[Some records]
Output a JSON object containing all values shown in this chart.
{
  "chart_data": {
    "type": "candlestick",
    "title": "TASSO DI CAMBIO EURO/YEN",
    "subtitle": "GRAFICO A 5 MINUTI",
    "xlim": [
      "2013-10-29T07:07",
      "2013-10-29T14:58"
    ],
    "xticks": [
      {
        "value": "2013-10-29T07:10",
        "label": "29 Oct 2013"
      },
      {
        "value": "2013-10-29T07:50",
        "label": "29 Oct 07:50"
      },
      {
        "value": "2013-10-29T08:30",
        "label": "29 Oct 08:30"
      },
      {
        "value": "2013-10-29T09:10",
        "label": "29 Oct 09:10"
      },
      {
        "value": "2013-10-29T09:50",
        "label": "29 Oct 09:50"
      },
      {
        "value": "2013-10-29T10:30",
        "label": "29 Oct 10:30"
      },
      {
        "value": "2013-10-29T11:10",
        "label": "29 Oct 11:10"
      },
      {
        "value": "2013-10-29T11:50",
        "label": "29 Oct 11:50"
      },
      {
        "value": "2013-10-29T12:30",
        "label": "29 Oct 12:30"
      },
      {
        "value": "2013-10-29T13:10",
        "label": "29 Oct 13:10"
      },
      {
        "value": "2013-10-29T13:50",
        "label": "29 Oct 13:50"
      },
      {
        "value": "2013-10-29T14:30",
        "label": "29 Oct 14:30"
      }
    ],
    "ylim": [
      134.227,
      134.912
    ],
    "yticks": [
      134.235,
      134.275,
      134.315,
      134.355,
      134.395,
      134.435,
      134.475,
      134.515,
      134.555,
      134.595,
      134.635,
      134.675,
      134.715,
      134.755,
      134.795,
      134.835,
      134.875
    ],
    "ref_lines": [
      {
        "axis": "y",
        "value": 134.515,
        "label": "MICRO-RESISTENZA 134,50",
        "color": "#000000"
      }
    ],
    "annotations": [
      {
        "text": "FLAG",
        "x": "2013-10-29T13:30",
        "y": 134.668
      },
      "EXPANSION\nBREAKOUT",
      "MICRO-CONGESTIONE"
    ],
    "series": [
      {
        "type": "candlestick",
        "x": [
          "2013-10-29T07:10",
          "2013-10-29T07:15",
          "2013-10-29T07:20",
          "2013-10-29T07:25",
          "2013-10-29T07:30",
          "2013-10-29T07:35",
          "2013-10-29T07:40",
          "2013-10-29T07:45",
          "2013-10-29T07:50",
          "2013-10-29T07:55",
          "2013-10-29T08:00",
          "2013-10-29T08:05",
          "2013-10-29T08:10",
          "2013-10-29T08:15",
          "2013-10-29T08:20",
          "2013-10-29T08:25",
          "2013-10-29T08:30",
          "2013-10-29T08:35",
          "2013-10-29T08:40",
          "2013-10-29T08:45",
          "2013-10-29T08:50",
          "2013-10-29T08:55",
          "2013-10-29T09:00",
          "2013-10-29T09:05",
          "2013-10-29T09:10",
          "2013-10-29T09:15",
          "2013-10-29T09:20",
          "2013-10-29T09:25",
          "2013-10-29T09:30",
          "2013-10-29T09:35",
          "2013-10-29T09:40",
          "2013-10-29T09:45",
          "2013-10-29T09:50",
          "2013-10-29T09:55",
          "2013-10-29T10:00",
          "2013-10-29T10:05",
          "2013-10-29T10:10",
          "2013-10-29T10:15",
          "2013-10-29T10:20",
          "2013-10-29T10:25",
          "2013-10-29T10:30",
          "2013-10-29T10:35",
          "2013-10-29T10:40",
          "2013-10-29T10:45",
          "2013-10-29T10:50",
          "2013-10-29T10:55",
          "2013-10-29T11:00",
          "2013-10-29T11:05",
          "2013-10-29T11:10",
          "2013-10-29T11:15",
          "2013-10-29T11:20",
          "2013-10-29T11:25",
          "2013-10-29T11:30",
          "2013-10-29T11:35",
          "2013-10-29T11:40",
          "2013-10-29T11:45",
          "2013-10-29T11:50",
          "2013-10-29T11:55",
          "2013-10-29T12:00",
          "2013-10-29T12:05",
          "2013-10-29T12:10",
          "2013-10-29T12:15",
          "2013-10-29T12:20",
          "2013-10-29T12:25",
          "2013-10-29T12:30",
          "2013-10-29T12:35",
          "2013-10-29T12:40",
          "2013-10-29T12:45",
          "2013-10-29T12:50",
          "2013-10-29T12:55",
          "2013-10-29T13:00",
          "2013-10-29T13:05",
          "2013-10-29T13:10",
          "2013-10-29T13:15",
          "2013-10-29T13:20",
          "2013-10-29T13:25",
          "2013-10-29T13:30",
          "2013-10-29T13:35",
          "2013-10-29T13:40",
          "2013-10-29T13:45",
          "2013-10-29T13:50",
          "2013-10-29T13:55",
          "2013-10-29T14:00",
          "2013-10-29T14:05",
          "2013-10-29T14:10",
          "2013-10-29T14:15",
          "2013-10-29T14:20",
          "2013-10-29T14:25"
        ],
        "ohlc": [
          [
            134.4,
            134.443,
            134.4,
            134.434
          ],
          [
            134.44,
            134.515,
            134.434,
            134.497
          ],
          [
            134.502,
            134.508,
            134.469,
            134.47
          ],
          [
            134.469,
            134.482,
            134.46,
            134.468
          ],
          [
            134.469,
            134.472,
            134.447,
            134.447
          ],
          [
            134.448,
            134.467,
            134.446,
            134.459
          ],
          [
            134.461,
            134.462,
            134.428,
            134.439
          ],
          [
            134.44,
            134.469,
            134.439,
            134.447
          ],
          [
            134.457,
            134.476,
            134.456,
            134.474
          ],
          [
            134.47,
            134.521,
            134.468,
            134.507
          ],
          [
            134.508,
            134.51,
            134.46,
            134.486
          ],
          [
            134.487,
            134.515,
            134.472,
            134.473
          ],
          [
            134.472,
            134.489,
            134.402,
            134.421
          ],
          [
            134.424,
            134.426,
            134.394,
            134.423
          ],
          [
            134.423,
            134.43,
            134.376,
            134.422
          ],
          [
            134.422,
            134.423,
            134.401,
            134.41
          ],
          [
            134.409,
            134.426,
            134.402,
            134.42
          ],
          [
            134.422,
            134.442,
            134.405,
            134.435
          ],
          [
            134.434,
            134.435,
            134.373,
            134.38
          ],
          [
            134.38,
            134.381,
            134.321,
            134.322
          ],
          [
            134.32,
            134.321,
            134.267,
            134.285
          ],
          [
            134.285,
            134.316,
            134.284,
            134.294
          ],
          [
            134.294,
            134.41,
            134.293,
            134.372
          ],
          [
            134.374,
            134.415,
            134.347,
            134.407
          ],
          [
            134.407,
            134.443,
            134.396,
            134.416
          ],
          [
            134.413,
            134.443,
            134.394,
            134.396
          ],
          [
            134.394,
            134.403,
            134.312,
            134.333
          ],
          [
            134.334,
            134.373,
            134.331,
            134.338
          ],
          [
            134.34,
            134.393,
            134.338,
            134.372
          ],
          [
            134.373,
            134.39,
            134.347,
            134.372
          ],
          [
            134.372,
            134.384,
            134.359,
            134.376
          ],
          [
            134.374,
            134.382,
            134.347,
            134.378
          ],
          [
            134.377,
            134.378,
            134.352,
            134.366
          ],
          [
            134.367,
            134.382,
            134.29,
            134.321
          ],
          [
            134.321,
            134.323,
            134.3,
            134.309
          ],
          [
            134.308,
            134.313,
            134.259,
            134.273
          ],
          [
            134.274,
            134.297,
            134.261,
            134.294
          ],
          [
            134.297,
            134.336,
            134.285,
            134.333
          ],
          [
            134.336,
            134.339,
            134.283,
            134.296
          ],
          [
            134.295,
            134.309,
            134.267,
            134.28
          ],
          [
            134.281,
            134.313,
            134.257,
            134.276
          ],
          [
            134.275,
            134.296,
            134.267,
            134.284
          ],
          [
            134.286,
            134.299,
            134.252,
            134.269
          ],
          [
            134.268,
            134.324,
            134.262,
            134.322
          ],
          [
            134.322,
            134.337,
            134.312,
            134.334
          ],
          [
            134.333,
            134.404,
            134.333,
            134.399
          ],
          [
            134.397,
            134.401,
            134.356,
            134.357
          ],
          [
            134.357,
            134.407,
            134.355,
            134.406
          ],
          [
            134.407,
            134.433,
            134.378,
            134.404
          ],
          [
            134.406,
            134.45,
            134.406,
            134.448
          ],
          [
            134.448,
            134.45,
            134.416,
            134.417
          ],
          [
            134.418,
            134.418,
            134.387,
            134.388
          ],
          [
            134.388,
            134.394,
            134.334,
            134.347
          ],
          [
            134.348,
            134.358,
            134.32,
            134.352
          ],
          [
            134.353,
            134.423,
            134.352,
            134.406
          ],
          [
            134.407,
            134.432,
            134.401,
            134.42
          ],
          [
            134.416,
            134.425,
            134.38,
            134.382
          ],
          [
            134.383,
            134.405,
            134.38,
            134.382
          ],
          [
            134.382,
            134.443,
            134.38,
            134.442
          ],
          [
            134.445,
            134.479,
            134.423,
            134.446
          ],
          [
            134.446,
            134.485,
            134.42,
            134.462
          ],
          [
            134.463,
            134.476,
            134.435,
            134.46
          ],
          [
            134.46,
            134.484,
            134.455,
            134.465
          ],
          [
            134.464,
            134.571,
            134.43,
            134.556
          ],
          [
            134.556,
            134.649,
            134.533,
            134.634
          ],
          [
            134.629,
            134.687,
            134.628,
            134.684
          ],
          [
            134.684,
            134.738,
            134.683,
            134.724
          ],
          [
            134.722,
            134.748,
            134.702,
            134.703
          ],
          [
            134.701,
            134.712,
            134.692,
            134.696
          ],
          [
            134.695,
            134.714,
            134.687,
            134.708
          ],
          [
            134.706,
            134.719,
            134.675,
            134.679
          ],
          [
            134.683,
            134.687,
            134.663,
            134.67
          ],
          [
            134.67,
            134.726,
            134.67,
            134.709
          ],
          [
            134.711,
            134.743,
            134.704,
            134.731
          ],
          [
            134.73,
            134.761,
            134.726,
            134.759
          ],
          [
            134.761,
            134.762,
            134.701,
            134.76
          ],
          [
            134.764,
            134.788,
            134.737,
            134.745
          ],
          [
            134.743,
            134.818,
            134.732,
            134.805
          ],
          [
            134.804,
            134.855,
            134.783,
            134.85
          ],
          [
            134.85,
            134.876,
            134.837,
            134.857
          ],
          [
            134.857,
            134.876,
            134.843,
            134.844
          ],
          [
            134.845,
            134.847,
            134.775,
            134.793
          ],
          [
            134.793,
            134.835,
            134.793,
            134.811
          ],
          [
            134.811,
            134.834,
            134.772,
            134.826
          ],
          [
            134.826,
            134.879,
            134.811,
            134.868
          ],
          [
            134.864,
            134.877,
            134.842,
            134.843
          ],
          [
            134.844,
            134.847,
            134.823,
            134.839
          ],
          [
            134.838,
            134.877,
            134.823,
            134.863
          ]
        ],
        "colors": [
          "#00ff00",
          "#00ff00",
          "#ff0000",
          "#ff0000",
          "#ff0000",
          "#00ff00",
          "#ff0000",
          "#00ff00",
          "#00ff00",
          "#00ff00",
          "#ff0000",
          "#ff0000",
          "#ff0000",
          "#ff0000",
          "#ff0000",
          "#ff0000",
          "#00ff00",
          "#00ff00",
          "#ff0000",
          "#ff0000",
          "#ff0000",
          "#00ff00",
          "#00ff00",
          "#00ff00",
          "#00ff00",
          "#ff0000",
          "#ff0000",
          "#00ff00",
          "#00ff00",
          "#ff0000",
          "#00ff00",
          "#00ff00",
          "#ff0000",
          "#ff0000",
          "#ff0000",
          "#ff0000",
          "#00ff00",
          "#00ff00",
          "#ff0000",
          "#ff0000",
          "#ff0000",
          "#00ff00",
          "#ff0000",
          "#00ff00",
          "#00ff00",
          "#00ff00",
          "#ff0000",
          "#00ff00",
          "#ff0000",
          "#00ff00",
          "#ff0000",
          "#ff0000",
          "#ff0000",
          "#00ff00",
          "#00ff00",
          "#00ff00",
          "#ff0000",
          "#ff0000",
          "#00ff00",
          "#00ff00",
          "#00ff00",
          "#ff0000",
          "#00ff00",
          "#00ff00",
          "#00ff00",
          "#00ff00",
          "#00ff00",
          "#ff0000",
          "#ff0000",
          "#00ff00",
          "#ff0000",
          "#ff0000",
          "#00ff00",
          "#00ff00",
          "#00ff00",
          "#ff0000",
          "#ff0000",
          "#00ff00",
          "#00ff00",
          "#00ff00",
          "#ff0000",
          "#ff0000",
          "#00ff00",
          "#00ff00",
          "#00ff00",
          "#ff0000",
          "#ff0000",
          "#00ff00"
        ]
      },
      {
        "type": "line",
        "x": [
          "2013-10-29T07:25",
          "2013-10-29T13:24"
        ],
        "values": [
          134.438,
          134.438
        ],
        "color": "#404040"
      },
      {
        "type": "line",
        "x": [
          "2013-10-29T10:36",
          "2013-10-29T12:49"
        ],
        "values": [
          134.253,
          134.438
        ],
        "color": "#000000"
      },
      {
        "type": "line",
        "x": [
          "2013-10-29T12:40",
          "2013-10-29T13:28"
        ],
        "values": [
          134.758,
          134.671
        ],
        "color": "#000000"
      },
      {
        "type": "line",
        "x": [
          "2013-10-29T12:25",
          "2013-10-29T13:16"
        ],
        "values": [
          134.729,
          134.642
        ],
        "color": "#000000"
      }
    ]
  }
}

-- Task to complete --
Which lines of the material contain the string "MICRO"? List each of them.

-- Written response --
        "label": "MICRO-RESISTENZA 134,50",
      "MICRO-CONGESTIONE"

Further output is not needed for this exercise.